**Written request**
Go through the material below, count the lines with the word "whether", and reply with the count alone.

**Extracted entries**
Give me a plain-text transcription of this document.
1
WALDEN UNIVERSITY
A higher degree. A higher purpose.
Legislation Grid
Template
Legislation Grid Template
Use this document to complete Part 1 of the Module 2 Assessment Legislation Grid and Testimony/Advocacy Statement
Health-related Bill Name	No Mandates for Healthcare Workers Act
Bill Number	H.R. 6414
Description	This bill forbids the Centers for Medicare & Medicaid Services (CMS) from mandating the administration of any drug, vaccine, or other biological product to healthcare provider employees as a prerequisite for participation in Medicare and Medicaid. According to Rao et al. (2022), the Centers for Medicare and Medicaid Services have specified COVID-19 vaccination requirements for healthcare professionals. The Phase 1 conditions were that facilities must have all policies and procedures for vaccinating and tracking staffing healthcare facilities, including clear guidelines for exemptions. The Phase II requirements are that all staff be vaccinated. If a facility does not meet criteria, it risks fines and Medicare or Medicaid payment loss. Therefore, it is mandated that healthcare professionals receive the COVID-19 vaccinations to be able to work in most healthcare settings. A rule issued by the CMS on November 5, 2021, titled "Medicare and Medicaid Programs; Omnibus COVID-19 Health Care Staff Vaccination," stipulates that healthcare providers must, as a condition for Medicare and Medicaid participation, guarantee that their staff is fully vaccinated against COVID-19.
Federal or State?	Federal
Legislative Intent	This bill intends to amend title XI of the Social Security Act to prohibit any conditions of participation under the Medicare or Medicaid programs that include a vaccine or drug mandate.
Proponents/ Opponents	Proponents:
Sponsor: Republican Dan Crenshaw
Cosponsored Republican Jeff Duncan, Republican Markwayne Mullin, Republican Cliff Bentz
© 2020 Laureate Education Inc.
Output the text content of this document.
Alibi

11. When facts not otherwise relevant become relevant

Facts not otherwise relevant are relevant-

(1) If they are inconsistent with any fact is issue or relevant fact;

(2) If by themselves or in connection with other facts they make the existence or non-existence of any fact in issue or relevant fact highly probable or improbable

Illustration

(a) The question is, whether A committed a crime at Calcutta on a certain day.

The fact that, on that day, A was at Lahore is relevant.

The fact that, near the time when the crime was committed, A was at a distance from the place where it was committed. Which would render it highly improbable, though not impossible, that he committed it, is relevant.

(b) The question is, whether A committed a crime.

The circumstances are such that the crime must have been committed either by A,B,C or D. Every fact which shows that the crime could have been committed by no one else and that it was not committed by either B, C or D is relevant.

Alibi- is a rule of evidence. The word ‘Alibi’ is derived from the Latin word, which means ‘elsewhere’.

**Exercise response**
2